(INSTRUCTIONS TO FOLLOW): Swap "checkbox-icon" for "bullet-icon" everywhere in the rows below and reproduce the lines with no other changes.

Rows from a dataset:

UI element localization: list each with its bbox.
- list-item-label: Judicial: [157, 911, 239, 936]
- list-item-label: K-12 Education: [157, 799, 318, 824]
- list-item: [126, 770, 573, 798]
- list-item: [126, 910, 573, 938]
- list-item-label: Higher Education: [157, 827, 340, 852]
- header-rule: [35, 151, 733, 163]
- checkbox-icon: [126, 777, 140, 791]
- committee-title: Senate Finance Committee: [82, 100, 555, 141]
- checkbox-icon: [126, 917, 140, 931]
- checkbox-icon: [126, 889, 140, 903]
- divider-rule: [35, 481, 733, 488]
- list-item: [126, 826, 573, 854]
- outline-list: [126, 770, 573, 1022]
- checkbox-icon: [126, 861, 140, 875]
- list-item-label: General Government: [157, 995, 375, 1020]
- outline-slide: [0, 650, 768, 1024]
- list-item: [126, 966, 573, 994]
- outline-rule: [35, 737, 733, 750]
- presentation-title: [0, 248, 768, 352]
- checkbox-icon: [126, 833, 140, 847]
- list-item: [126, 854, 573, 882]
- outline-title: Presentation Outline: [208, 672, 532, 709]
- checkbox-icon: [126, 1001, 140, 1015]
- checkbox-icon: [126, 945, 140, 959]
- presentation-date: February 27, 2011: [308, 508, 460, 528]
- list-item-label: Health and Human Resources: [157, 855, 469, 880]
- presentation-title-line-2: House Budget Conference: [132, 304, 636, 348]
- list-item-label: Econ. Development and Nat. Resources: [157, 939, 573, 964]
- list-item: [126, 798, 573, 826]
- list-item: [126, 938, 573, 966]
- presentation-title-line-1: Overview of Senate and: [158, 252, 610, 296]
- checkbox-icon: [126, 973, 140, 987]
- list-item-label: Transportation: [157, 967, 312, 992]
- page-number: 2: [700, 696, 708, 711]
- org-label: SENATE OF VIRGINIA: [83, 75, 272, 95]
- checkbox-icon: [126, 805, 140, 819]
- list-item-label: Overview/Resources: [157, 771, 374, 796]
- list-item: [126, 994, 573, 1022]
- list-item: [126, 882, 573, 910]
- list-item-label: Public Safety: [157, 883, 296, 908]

(RESULT OF THIS TASK):
UI element localization: list each with its bbox.
- list-item-label: Judicial: [157, 911, 239, 936]
- list-item-label: K-12 Education: [157, 799, 318, 824]
- list-item: [126, 770, 573, 798]
- list-item: [126, 910, 573, 938]
- list-item-label: Higher Education: [157, 827, 340, 852]
- header-rule: [35, 151, 733, 163]
- bullet-icon: [126, 777, 140, 791]
- committee-title: Senate Finance Committee: [82, 100, 555, 141]
- bullet-icon: [126, 917, 140, 931]
- bullet-icon: [126, 889, 140, 903]
- divider-rule: [35, 481, 733, 488]
- list-item: [126, 826, 573, 854]
- outline-list: [126, 770, 573, 1022]
- bullet-icon: [126, 861, 140, 875]
- list-item-label: General Government: [157, 995, 375, 1020]
- outline-slide: [0, 650, 768, 1024]
- list-item: [126, 966, 573, 994]
- outline-rule: [35, 737, 733, 750]
- presentation-title: [0, 248, 768, 352]
- bullet-icon: [126, 833, 140, 847]
- list-item: [126, 854, 573, 882]
- outline-title: Presentation Outline: [208, 672, 532, 709]
- bullet-icon: [126, 1001, 140, 1015]
- bullet-icon: [126, 945, 140, 959]
- presentation-date: February 27, 2011: [308, 508, 460, 528]
- list-item-label: Health and Human Resources: [157, 855, 469, 880]
- presentation-title-line-2: House Budget Conference: [132, 304, 636, 348]
- list-item-label: Econ. Development and Nat. Resources: [157, 939, 573, 964]
- list-item: [126, 798, 573, 826]
- list-item: [126, 938, 573, 966]
- presentation-title-line-1: Overview of Senate and: [158, 252, 610, 296]
- bullet-icon: [126, 973, 140, 987]
- list-item-label: Transportation: [157, 967, 312, 992]
- page-number: 2: [700, 696, 708, 711]
- org-label: SENATE OF VIRGINIA: [83, 75, 272, 95]
- bullet-icon: [126, 805, 140, 819]
- list-item-label: Overview/Resources: [157, 771, 374, 796]
- list-item: [126, 994, 573, 1022]
- list-item: [126, 882, 573, 910]
- list-item-label: Public Safety: [157, 883, 296, 908]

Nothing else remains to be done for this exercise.